— Begin Dataset records —
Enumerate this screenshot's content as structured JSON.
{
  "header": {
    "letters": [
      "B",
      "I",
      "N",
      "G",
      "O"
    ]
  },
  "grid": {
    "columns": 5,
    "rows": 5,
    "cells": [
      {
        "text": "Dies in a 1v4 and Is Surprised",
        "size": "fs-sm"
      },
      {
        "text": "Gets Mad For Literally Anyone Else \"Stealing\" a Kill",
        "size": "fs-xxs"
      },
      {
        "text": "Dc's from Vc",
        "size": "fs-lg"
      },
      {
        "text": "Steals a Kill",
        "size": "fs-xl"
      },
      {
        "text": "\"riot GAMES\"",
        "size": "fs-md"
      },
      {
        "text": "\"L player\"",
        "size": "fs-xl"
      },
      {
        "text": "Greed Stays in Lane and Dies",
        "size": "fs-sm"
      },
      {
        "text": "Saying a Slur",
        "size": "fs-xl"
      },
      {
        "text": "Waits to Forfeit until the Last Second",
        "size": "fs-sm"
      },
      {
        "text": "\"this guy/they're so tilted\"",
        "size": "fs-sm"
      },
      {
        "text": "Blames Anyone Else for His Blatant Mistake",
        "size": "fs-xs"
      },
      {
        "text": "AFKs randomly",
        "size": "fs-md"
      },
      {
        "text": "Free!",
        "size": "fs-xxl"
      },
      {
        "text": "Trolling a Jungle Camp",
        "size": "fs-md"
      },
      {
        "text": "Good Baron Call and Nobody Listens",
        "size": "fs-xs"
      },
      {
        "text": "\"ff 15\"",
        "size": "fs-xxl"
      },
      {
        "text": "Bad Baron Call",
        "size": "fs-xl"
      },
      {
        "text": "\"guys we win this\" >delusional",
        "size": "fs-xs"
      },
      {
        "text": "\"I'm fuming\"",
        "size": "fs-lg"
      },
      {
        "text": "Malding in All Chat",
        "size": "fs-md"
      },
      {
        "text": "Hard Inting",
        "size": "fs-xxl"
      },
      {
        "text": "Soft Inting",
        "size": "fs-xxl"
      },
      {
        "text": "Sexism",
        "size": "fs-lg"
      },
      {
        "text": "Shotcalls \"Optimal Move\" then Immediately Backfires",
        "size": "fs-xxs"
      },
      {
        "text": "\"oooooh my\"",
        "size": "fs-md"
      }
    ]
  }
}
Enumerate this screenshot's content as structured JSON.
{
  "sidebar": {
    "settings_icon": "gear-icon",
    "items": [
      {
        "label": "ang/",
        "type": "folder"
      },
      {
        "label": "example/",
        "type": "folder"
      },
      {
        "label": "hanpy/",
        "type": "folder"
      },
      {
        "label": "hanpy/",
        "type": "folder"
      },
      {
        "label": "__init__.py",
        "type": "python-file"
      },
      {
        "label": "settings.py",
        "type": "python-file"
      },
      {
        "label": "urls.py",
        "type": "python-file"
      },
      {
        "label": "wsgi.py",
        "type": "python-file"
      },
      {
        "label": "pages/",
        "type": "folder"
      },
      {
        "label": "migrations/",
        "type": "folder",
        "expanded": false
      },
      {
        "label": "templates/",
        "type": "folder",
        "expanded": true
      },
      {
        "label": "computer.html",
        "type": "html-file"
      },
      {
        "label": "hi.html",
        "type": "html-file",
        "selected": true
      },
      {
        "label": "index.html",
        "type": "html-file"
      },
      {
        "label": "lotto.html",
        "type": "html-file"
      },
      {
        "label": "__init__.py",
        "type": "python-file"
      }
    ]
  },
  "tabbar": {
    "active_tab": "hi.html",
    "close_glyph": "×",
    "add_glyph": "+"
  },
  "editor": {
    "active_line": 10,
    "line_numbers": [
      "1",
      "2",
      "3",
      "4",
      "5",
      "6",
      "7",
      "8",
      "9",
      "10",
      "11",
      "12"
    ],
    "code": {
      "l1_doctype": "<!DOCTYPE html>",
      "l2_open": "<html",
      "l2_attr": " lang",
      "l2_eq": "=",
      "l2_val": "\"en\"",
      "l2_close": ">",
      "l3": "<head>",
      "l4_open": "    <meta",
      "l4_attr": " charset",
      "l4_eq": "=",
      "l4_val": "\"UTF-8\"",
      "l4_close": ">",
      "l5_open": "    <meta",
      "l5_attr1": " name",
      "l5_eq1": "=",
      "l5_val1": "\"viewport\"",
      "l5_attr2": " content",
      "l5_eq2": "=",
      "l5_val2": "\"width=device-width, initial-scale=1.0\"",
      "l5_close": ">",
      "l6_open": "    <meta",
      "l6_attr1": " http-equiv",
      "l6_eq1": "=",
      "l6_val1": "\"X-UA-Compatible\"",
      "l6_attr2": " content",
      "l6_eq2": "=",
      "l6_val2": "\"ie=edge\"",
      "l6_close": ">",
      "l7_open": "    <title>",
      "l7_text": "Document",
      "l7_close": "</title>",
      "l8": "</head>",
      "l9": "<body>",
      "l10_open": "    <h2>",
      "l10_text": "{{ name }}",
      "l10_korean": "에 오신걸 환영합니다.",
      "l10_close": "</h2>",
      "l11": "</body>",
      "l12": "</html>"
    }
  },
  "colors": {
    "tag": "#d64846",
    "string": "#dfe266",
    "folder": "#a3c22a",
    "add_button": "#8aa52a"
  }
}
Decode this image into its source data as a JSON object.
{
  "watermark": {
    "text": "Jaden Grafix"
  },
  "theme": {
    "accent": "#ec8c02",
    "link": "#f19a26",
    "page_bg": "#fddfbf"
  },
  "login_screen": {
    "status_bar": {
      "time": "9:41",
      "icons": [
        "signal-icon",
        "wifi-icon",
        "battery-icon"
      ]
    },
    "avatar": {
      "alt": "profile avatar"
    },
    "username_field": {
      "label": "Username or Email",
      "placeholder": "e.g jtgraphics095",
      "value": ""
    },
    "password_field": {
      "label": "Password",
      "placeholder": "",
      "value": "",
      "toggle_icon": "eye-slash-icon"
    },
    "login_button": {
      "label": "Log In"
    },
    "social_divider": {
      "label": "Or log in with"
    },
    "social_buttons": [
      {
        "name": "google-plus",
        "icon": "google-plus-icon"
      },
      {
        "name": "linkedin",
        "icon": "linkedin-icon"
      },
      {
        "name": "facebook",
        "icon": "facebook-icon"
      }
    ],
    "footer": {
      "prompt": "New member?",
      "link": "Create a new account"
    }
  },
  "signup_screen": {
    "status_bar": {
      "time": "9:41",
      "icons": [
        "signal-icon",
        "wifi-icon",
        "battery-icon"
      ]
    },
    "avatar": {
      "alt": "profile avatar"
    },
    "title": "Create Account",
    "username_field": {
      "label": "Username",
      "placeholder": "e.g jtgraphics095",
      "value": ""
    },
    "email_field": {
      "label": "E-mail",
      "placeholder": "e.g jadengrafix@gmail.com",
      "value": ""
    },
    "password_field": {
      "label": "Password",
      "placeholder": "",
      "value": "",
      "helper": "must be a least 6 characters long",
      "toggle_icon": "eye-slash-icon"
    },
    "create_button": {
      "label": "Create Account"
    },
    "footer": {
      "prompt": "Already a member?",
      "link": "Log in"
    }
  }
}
— End Dataset records —
[Given instruction] Restate every record exactly, leaving nothing out.

[Full output]
Enumerate this screenshot's content as structured JSON.
{
  "header": {
    "letters": [
      "B",
      "I",
      "N",
      "G",
      "O"
    ]
  },
  "grid": {
    "columns": 5,
    "rows": 5,
    "cells": [
      {
        "text": "Dies in a 1v4 and Is Surprised",
        "size": "fs-sm"
      },
      {
        "text": "Gets Mad For Literally Anyone Else \"Stealing\" a Kill",
        "size": "fs-xxs"
      },
      {
        "text": "Dc's from Vc",
        "size": "fs-lg"
      },
      {
        "text": "Steals a Kill",
        "size": "fs-xl"
      },
      {
        "text": "\"riot GAMES\"",
        "size": "fs-md"
      },
      {
        "text": "\"L player\"",
        "size": "fs-xl"
      },
      {
        "text": "Greed Stays in Lane and Dies",
        "size": "fs-sm"
      },
      {
        "text": "Saying a Slur",
        "size": "fs-xl"
      },
      {
        "text": "Waits to Forfeit until the Last Second",
        "size": "fs-sm"
      },
      {
        "text": "\"this guy/they're so tilted\"",
        "size": "fs-sm"
      },
      {
        "text": "Blames Anyone Else for His Blatant Mistake",
        "size": "fs-xs"
      },
      {
        "text": "AFKs randomly",
        "size": "fs-md"
      },
      {
        "text": "Free!",
        "size": "fs-xxl"
      },
      {
        "text": "Trolling a Jungle Camp",
        "size": "fs-md"
      },
      {
        "text": "Good Baron Call and Nobody Listens",
        "size": "fs-xs"
      },
      {
        "text": "\"ff 15\"",
        "size": "fs-xxl"
      },
      {
        "text": "Bad Baron Call",
        "size": "fs-xl"
      },
      {
        "text": "\"guys we win this\" >delusional",
        "size": "fs-xs"
      },
      {
        "text": "\"I'm fuming\"",
        "size": "fs-lg"
      },
      {
        "text": "Malding in All Chat",
        "size": "fs-md"
      },
      {
        "text": "Hard Inting",
        "size": "fs-xxl"
      },
      {
        "text": "Soft Inting",
        "size": "fs-xxl"
      },
      {
        "text": "Sexism",
        "size": "fs-lg"
      },
      {
        "text": "Shotcalls \"Optimal Move\" then Immediately Backfires",
        "size": "fs-xxs"
      },
      {
        "text": "\"oooooh my\"",
        "size": "fs-md"
      }
    ]
  }
}
Enumerate this screenshot's content as structured JSON.
{
  "sidebar": {
    "settings_icon": "gear-icon",
    "items": [
      {
        "label": "ang/",
        "type": "folder"
      },
      {
        "label": "example/",
        "type": "folder"
      },
      {
        "label": "hanpy/",
        "type": "folder"
      },
      {
        "label": "hanpy/",
        "type": "folder"
      },
      {
        "label": "__init__.py",
        "type": "python-file"
      },
      {
        "label": "settings.py",
        "type": "python-file"
      },
      {
        "label": "urls.py",
        "type": "python-file"
      },
      {
        "label": "wsgi.py",
        "type": "python-file"
      },
      {
        "label": "pages/",
        "type": "folder"
      },
      {
        "label": "migrations/",
        "type": "folder",
        "expanded": false
      },
      {
        "label": "templates/",
        "type": "folder",
        "expanded": true
      },
      {
        "label": "computer.html",
        "type": "html-file"
      },
      {
        "label": "hi.html",
        "type": "html-file",
        "selected": true
      },
      {
        "label": "index.html",
        "type": "html-file"
      },
      {
        "label": "lotto.html",
        "type": "html-file"
      },
      {
        "label": "__init__.py",
        "type": "python-file"
      }
    ]
  },
  "tabbar": {
    "active_tab": "hi.html",
    "close_glyph": "×",
    "add_glyph": "+"
  },
  "editor": {
    "active_line": 10,
    "line_numbers": [
      "1",
      "2",
      "3",
      "4",
      "5",
      "6",
      "7",
      "8",
      "9",
      "10",
      "11",
      "12"
    ],
    "code": {
      "l1_doctype": "<!DOCTYPE html>",
      "l2_open": "<html",
      "l2_attr": " lang",
      "l2_eq": "=",
      "l2_val": "\"en\"",
      "l2_close": ">",
      "l3": "<head>",
      "l4_open": "    <meta",
      "l4_attr": " charset",
      "l4_eq": "=",
      "l4_val": "\"UTF-8\"",
      "l4_close": ">",
      "l5_open": "    <meta",
      "l5_attr1": " name",
      "l5_eq1": "=",
      "l5_val1": "\"viewport\"",
      "l5_attr2": " content",
      "l5_eq2": "=",
      "l5_val2": "\"width=device-width, initial-scale=1.0\"",
      "l5_close": ">",
      "l6_open": "    <meta",
      "l6_attr1": " http-equiv",
      "l6_eq1": "=",
      "l6_val1": "\"X-UA-Compatible\"",
      "l6_attr2": " content",
      "l6_eq2": "=",
      "l6_val2": "\"ie=edge\"",
      "l6_close": ">",
      "l7_open": "    <title>",
      "l7_text": "Document",
      "l7_close": "</title>",
      "l8": "</head>",
      "l9": "<body>",
      "l10_open": "    <h2>",
      "l10_text": "{{ name }}",
      "l10_korean": "에 오신걸 환영합니다.",
      "l10_close": "</h2>",
      "l11": "</body>",
      "l12": "</html>"
    }
  },
  "colors": {
    "tag": "#d64846",
    "string": "#dfe266",
    "folder": "#a3c22a",
    "add_button": "#8aa52a"
  }
}
Decode this image into its source data as a JSON object.
{
  "watermark": {
    "text": "Jaden Grafix"
  },
  "theme": {
    "accent": "#ec8c02",
    "link": "#f19a26",
    "page_bg": "#fddfbf"
  },
  "login_screen": {
    "status_bar": {
      "time": "9:41",
      "icons": [
        "signal-icon",
        "wifi-icon",
        "battery-icon"
      ]
    },
    "avatar": {
      "alt": "profile avatar"
    },
    "username_field": {
      "label": "Username or Email",
      "placeholder": "e.g jtgraphics095",
      "value": ""
    },
    "password_field": {
      "label": "Password",
      "placeholder": "",
      "value": "",
      "toggle_icon": "eye-slash-icon"
    },
    "login_button": {
      "label": "Log In"
    },
    "social_divider": {
      "label": "Or log in with"
    },
    "social_buttons": [
      {
        "name": "google-plus",
        "icon": "google-plus-icon"
      },
      {
        "name": "linkedin",
        "icon": "linkedin-icon"
      },
      {
        "name": "facebook",
        "icon": "facebook-icon"
      }
    ],
    "footer": {
      "prompt": "New member?",
      "link": "Create a new account"
    }
  },
  "signup_screen": {
    "status_bar": {
      "time": "9:41",
      "icons": [
        "signal-icon",
        "wifi-icon",
        "battery-icon"
      ]
    },
    "avatar": {
      "alt": "profile avatar"
    },
    "title": "Create Account",
    "username_field": {
      "label": "Username",
      "placeholder": "e.g jtgraphics095",
      "value": ""
    },
    "email_field": {
      "label": "E-mail",
      "placeholder": "e.g jadengrafix@gmail.com",
      "value": ""
    },
    "password_field": {
      "label": "Password",
      "placeholder": "",
      "value": "",
      "helper": "must be a least 6 characters long",
      "toggle_icon": "eye-slash-icon"
    },
    "create_button": {
      "label": "Create Account"
    },
    "footer": {
      "prompt": "Already a member?",
      "link": "Log in"
    }
  }
}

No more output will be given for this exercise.